• _Description of the task_
Review the lines that follow and copy each one that contains the word "this".
──────── Available records ────────
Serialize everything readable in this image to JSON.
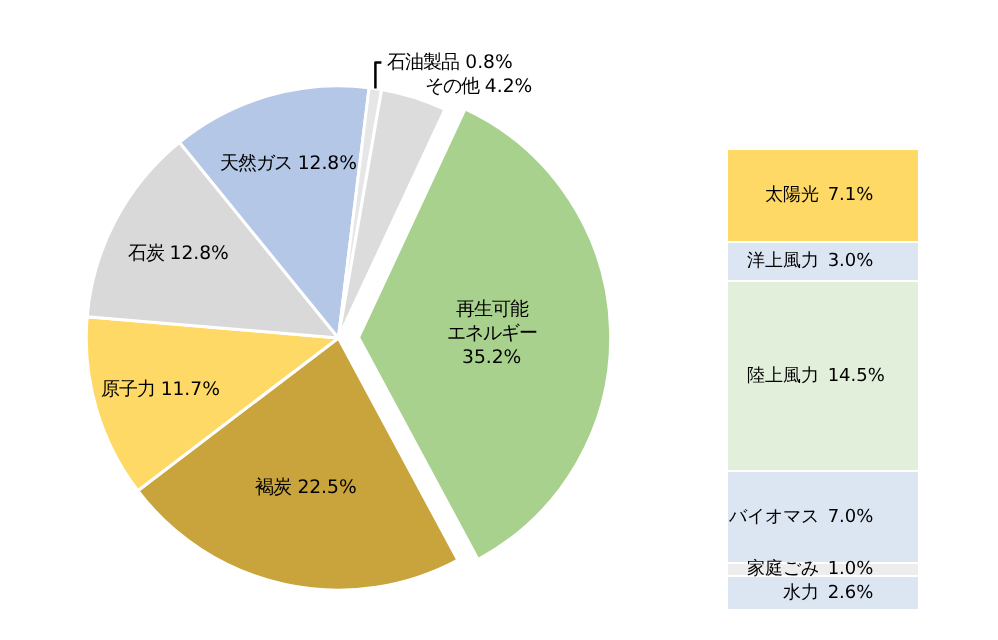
{
  "chart_data": [
    {
      "type": "pie",
      "categories": [
        "再生可能エネルギー",
        "褐炭",
        "原子力",
        "石炭",
        "天然ガス",
        "石油製品",
        "その他"
      ],
      "values": [
        35.2,
        22.5,
        11.7,
        12.8,
        12.8,
        0.8,
        4.2
      ],
      "value_labels": [
        "35.2%",
        "22.5%",
        "11.7%",
        "12.8%",
        "12.8%",
        "0.8%",
        "4.2%"
      ],
      "colors": [
        "#a9d18e",
        "#c9a43c",
        "#ffd966",
        "#d9d9d9",
        "#b4c7e7",
        "#e7e6e6",
        "#dcdcdc"
      ],
      "legend": false
    },
    {
      "type": "bar",
      "stacked": true,
      "categories": [
        null
      ],
      "legend": false,
      "series": [
        {
          "name": "水力",
          "color": "#dce6f2",
          "values": [
            2.6
          ],
          "value_labels": [
            "2.6%"
          ]
        },
        {
          "name": "家庭ごみ",
          "color": "#ededed",
          "values": [
            1.0
          ],
          "value_labels": [
            "1.0%"
          ]
        },
        {
          "name": "バイオマス",
          "color": "#dce6f2",
          "values": [
            7.0
          ],
          "value_labels": [
            "7.0%"
          ]
        },
        {
          "name": "陸上風力",
          "color": "#e2efda",
          "values": [
            14.5
          ],
          "value_labels": [
            "14.5%"
          ]
        },
        {
          "name": "洋上風力",
          "color": "#dce6f2",
          "values": [
            3.0
          ],
          "value_labels": [
            "3.0%"
          ]
        },
        {
          "name": "太陽光",
          "color": "#ffd966",
          "values": [
            7.1
          ],
          "value_labels": [
            "7.1%"
          ]
        }
      ]
    }
  ]
}
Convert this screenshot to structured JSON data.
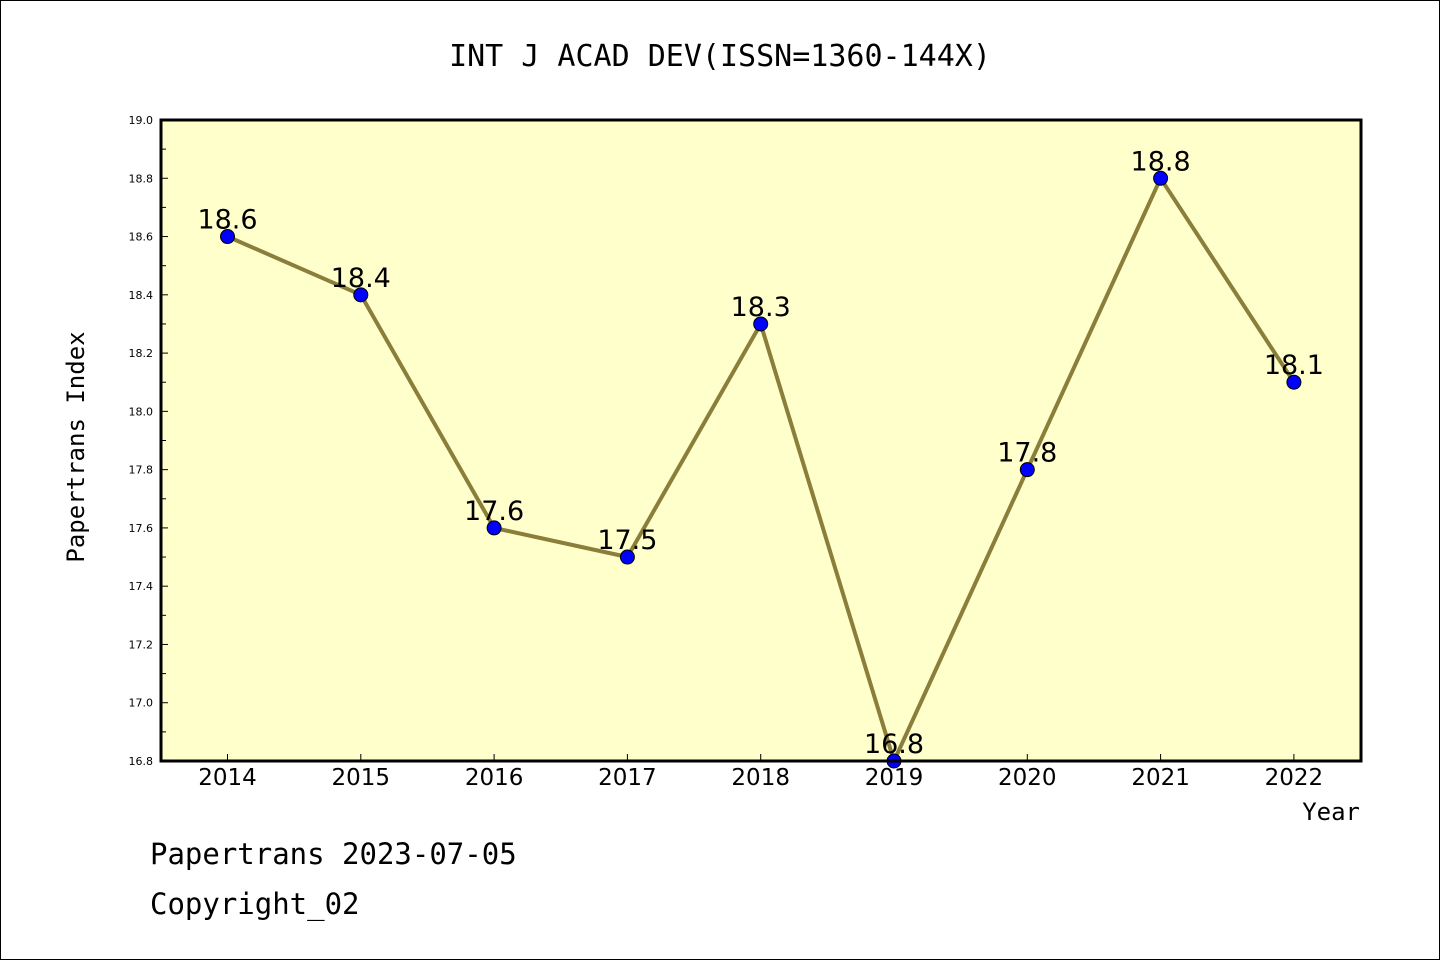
{
  "chart_data": {
    "type": "line",
    "title": "INT J ACAD DEV(ISSN=1360-144X)",
    "xlabel": "Year",
    "ylabel": "Papertrans Index",
    "categories": [
      "2014",
      "2015",
      "2016",
      "2017",
      "2018",
      "2019",
      "2020",
      "2021",
      "2022"
    ],
    "series": [
      {
        "values": [
          18.6,
          18.4,
          17.6,
          17.5,
          18.3,
          16.8,
          17.8,
          18.8,
          18.1
        ],
        "data_labels": [
          "18.6",
          "18.4",
          "17.6",
          "17.5",
          "18.3",
          "16.8",
          "17.8",
          "18.8",
          "18.1"
        ]
      }
    ],
    "ylim": [
      16.8,
      19.0
    ],
    "yticks": [
      "16.8",
      "17.0",
      "17.2",
      "17.4",
      "17.6",
      "17.8",
      "18.0",
      "18.2",
      "18.4",
      "18.6",
      "18.8",
      "19.0"
    ],
    "grid": false,
    "colors": {
      "plot_background": "#ffffcc",
      "line": "#8b7d3a",
      "marker": "#0000ff"
    }
  },
  "footer": {
    "line1": "Papertrans 2023-07-05",
    "line2": "Copyright_02"
  }
}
────────
• _Solution to the problem_
Serialize everything readable in this image to JSON.
Convert this screenshot to structured JSON data.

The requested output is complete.